■ **WORK TO BE COMPLETED**:
Each record must be reproduced exactly as it is shown.
[start RECORDS FOR THE EXERCISE]
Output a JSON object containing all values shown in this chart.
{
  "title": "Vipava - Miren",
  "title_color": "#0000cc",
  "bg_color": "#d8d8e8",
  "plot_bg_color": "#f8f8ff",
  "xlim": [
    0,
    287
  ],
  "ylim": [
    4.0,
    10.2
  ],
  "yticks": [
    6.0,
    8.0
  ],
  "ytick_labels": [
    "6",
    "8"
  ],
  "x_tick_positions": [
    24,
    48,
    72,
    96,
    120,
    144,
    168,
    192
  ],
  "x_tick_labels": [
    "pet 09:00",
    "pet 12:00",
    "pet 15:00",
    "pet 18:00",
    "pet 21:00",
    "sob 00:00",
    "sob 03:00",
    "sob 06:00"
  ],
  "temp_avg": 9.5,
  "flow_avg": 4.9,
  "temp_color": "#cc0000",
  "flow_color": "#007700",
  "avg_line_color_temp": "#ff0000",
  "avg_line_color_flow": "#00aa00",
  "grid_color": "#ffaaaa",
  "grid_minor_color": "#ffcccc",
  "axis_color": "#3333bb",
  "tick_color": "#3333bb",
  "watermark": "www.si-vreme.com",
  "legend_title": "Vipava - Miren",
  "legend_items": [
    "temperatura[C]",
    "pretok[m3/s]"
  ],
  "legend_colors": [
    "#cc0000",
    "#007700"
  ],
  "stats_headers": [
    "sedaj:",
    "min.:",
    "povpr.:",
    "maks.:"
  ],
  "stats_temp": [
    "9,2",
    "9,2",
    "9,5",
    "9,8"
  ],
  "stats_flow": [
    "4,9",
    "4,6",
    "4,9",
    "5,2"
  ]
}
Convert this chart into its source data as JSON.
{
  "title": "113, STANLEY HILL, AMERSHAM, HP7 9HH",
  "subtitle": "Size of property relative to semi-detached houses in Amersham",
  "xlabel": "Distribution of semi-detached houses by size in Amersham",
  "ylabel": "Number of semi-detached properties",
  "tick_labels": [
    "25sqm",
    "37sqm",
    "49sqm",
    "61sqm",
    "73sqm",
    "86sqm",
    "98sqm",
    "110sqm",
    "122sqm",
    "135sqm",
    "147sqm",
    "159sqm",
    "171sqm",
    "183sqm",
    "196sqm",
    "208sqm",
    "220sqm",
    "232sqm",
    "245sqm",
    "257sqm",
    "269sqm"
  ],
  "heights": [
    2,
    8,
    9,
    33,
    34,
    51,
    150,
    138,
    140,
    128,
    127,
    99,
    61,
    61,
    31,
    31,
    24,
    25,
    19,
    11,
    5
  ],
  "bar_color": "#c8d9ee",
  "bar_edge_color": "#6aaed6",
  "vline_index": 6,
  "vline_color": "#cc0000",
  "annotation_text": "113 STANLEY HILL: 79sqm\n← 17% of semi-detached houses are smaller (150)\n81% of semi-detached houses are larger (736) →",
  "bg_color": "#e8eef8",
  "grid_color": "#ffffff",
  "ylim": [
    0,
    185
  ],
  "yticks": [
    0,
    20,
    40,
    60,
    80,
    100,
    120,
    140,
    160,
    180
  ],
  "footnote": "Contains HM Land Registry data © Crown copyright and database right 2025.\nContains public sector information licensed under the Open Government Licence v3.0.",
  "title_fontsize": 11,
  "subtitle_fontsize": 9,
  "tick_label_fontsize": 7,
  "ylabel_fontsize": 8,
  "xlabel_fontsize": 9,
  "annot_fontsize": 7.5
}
[end RECORDS FOR THE EXERCISE]
■ **OUTPUT**:
Output a JSON object containing all values shown in this chart.
{
  "title": "Vipava - Miren",
  "title_color": "#0000cc",
  "bg_color": "#d8d8e8",
  "plot_bg_color": "#f8f8ff",
  "xlim": [
    0,
    287
  ],
  "ylim": [
    4.0,
    10.2
  ],
  "yticks": [
    6.0,
    8.0
  ],
  "ytick_labels": [
    "6",
    "8"
  ],
  "x_tick_positions": [
    24,
    48,
    72,
    96,
    120,
    144,
    168,
    192
  ],
  "x_tick_labels": [
    "pet 09:00",
    "pet 12:00",
    "pet 15:00",
    "pet 18:00",
    "pet 21:00",
    "sob 00:00",
    "sob 03:00",
    "sob 06:00"
  ],
  "temp_avg": 9.5,
  "flow_avg": 4.9,
  "temp_color": "#cc0000",
  "flow_color": "#007700",
  "avg_line_color_temp": "#ff0000",
  "avg_line_color_flow": "#00aa00",
  "grid_color": "#ffaaaa",
  "grid_minor_color": "#ffcccc",
  "axis_color": "#3333bb",
  "tick_color": "#3333bb",
  "watermark": "www.si-vreme.com",
  "legend_title": "Vipava - Miren",
  "legend_items": [
    "temperatura[C]",
    "pretok[m3/s]"
  ],
  "legend_colors": [
    "#cc0000",
    "#007700"
  ],
  "stats_headers": [
    "sedaj:",
    "min.:",
    "povpr.:",
    "maks.:"
  ],
  "stats_temp": [
    "9,2",
    "9,2",
    "9,5",
    "9,8"
  ],
  "stats_flow": [
    "4,9",
    "4,6",
    "4,9",
    "5,2"
  ]
}
Convert this chart into its source data as JSON.
{
  "title": "113, STANLEY HILL, AMERSHAM, HP7 9HH",
  "subtitle": "Size of property relative to semi-detached houses in Amersham",
  "xlabel": "Distribution of semi-detached houses by size in Amersham",
  "ylabel": "Number of semi-detached properties",
  "tick_labels": [
    "25sqm",
    "37sqm",
    "49sqm",
    "61sqm",
    "73sqm",
    "86sqm",
    "98sqm",
    "110sqm",
    "122sqm",
    "135sqm",
    "147sqm",
    "159sqm",
    "171sqm",
    "183sqm",
    "196sqm",
    "208sqm",
    "220sqm",
    "232sqm",
    "245sqm",
    "257sqm",
    "269sqm"
  ],
  "heights": [
    2,
    8,
    9,
    33,
    34,
    51,
    150,
    138,
    140,
    128,
    127,
    99,
    61,
    61,
    31,
    31,
    24,
    25,
    19,
    11,
    5
  ],
  "bar_color": "#c8d9ee",
  "bar_edge_color": "#6aaed6",
  "vline_index": 6,
  "vline_color": "#cc0000",
  "annotation_text": "113 STANLEY HILL: 79sqm\n← 17% of semi-detached houses are smaller (150)\n81% of semi-detached houses are larger (736) →",
  "bg_color": "#e8eef8",
  "grid_color": "#ffffff",
  "ylim": [
    0,
    185
  ],
  "yticks": [
    0,
    20,
    40,
    60,
    80,
    100,
    120,
    140,
    160,
    180
  ],
  "footnote": "Contains HM Land Registry data © Crown copyright and database right 2025.\nContains public sector information licensed under the Open Government Licence v3.0.",
  "title_fontsize": 11,
  "subtitle_fontsize": 9,
  "tick_label_fontsize": 7,
  "ylabel_fontsize": 8,
  "xlabel_fontsize": 9,
  "annot_fontsize": 7.5
}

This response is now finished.